Extracted data entries:
◇ ◇ ◇ ◇ ◇

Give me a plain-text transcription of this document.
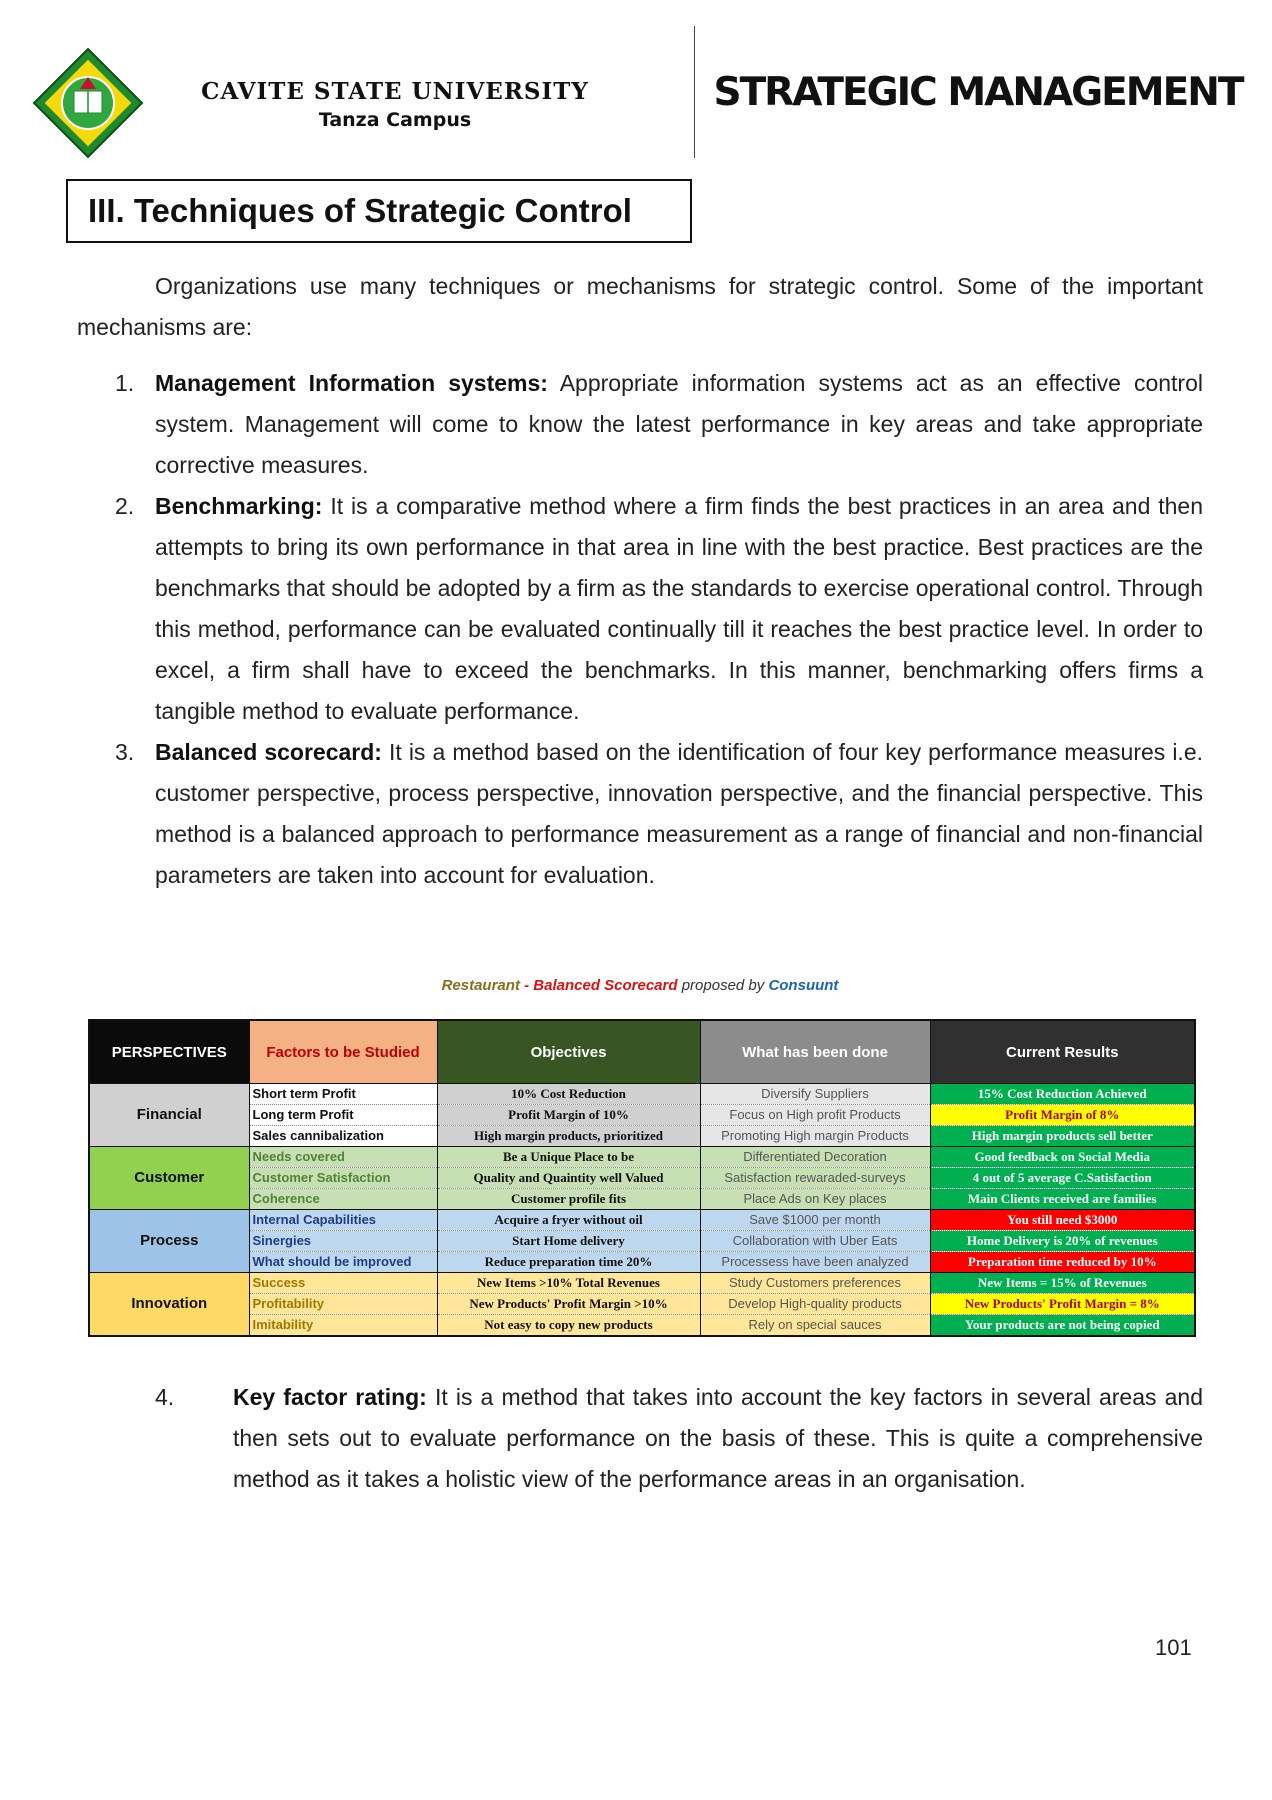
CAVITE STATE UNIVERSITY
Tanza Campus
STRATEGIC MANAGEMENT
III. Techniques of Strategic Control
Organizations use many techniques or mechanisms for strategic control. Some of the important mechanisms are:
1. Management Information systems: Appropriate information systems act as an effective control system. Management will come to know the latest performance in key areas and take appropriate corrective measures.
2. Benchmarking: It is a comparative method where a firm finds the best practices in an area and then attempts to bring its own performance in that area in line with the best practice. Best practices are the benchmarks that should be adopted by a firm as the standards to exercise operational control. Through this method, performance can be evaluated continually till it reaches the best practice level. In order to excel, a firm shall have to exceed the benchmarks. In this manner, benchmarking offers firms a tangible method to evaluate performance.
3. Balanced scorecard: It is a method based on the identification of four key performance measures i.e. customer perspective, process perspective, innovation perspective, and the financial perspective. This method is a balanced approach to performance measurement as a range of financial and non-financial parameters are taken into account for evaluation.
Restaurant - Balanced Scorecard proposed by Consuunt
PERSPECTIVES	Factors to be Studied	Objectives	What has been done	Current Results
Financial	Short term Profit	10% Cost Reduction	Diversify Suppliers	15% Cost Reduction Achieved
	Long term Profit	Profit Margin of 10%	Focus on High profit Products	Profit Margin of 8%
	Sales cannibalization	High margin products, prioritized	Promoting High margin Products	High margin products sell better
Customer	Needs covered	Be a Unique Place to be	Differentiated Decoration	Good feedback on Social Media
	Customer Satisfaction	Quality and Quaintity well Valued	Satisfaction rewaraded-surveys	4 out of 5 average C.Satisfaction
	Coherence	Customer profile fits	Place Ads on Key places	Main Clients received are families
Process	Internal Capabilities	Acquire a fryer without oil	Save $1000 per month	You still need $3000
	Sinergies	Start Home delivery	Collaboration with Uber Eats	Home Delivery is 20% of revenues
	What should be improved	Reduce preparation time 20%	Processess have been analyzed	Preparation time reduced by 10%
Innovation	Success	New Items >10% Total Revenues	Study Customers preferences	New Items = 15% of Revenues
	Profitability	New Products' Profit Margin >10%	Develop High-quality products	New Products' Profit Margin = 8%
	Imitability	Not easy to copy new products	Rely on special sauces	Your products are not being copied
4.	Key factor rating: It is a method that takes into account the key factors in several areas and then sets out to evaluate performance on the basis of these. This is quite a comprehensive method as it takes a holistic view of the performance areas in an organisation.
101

◇ ◇ ◇ ◇ ◇

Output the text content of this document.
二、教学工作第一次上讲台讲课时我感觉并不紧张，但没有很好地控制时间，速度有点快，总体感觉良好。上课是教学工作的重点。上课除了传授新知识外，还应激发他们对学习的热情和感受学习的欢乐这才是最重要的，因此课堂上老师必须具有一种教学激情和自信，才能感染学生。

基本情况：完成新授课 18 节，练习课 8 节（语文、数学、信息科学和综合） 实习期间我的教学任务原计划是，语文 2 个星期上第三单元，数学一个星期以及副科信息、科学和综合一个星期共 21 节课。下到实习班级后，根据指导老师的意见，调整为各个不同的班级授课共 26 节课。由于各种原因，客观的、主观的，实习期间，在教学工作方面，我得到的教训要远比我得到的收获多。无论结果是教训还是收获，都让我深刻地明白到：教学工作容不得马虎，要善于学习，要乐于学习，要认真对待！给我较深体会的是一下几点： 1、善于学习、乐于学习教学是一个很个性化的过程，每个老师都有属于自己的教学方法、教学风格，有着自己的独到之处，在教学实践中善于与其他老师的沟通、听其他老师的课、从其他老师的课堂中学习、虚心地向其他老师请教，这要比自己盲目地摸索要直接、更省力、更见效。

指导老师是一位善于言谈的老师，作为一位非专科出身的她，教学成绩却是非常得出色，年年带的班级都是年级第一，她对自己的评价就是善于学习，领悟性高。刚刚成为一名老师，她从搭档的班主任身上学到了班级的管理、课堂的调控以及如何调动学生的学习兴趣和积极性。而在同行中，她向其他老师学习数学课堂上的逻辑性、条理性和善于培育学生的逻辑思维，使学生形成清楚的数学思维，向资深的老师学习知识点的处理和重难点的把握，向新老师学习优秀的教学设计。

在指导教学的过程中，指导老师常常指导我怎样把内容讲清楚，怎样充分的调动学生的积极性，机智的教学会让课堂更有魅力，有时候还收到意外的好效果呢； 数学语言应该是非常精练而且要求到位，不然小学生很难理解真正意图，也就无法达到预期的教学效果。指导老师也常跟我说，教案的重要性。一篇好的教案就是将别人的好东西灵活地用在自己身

◇ ◇ ◇ ◇ ◇

Give only the number of lines above that hold the string "What".

The response:
2